**** Material provided

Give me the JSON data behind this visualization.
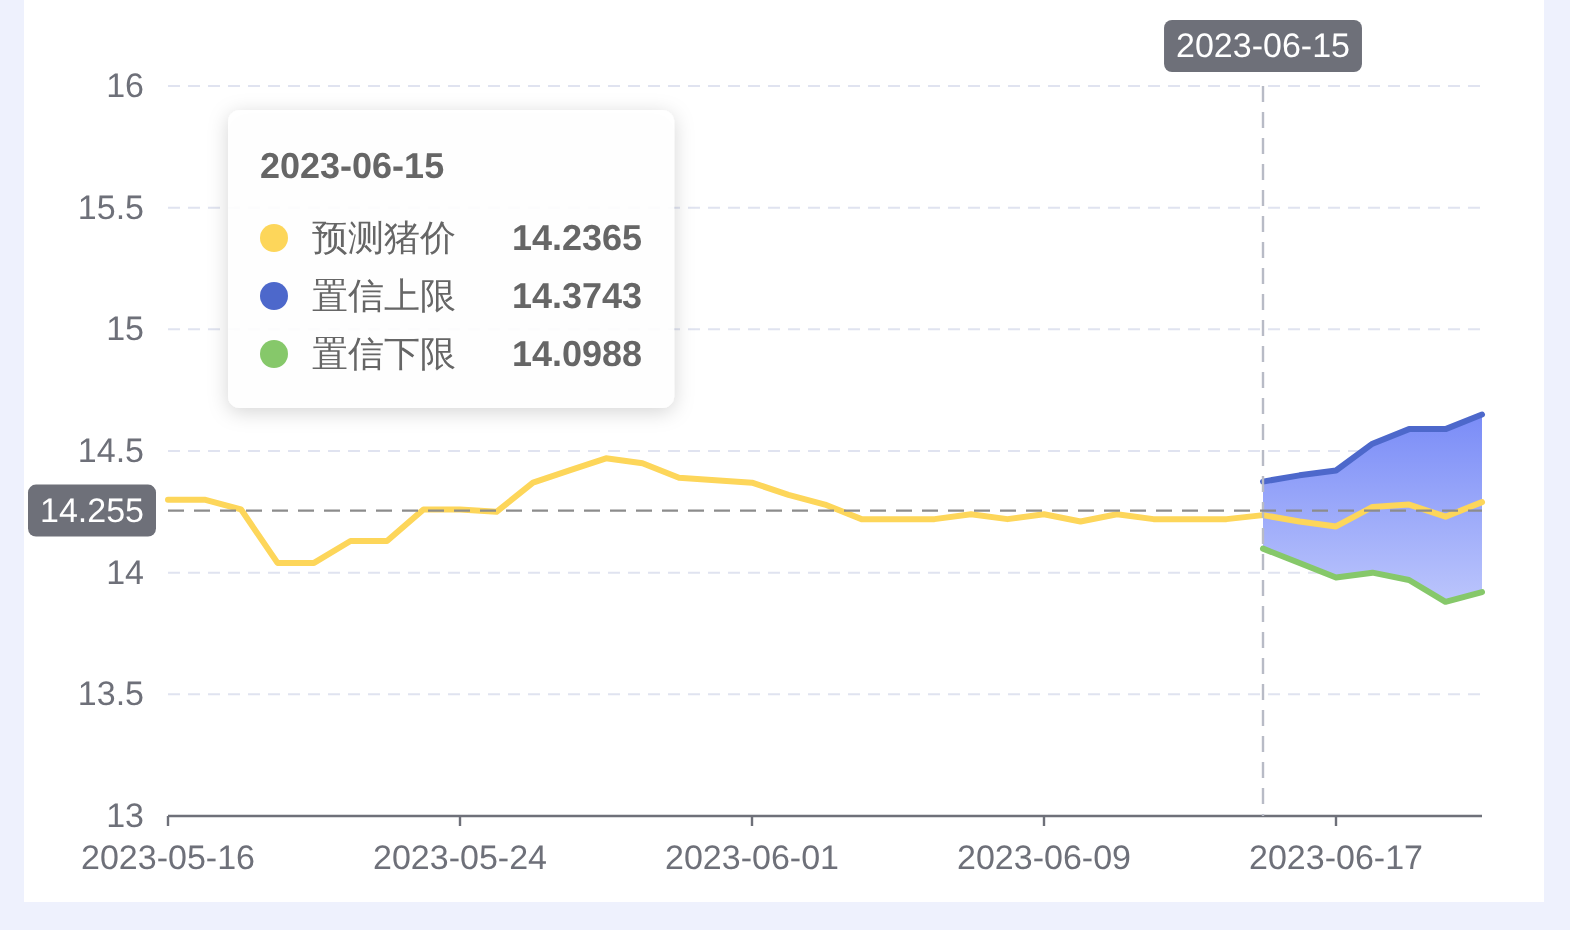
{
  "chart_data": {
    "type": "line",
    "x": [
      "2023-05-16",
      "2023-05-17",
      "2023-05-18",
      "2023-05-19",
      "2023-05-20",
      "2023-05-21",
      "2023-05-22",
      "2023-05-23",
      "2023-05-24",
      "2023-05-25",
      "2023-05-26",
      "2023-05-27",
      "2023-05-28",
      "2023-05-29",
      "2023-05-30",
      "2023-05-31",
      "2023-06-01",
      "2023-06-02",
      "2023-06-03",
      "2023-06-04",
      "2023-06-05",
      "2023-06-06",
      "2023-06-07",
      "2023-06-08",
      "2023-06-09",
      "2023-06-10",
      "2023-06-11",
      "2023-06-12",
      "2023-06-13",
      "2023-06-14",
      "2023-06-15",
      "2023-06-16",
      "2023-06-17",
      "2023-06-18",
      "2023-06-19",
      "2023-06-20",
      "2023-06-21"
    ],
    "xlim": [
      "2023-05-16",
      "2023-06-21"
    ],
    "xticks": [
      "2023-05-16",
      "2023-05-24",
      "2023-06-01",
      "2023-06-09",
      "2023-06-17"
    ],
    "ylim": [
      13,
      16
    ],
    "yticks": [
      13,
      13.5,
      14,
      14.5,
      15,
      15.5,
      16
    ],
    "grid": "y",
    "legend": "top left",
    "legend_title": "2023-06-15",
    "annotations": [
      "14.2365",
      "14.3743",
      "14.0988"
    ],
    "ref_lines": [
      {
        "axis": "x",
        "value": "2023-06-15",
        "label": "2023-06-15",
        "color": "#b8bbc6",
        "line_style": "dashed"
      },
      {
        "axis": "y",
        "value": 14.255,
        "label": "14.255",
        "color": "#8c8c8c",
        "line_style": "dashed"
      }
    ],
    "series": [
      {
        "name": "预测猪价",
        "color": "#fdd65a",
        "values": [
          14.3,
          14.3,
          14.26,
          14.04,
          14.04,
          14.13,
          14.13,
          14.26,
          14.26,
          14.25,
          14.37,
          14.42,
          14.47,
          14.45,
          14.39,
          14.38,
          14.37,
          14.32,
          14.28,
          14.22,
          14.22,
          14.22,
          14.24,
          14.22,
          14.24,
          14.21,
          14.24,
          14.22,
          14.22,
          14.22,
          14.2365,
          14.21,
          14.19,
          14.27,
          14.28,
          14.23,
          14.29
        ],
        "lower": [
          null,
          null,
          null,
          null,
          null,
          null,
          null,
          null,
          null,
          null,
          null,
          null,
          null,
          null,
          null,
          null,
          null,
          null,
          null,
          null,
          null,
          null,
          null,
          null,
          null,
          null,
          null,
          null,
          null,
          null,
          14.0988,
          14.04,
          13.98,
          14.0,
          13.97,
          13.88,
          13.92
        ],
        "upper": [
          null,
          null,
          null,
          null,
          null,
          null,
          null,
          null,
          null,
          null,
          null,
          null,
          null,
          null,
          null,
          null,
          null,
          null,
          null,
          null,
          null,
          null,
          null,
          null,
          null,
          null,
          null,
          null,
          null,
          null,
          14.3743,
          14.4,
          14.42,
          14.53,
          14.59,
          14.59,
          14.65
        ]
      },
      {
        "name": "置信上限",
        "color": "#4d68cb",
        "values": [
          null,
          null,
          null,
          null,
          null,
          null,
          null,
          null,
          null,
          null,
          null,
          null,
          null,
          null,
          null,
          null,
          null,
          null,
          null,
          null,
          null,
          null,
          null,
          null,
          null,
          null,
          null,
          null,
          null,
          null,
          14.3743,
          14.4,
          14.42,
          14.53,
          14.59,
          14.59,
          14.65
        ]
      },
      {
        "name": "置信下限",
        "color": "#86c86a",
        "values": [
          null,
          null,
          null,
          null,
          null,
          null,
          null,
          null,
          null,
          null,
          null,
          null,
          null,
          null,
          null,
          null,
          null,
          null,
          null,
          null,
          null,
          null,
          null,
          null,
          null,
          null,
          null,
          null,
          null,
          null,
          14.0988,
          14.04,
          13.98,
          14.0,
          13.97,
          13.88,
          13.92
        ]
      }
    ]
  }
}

********

> Given exercise
Which lines contain "color"? Show each of them.

> The reply
        "color": "#b8bbc6",
        "color": "#8c8c8c",
        "color": "#fdd65a",
        "color": "#4d68cb",
        "color": "#86c86a",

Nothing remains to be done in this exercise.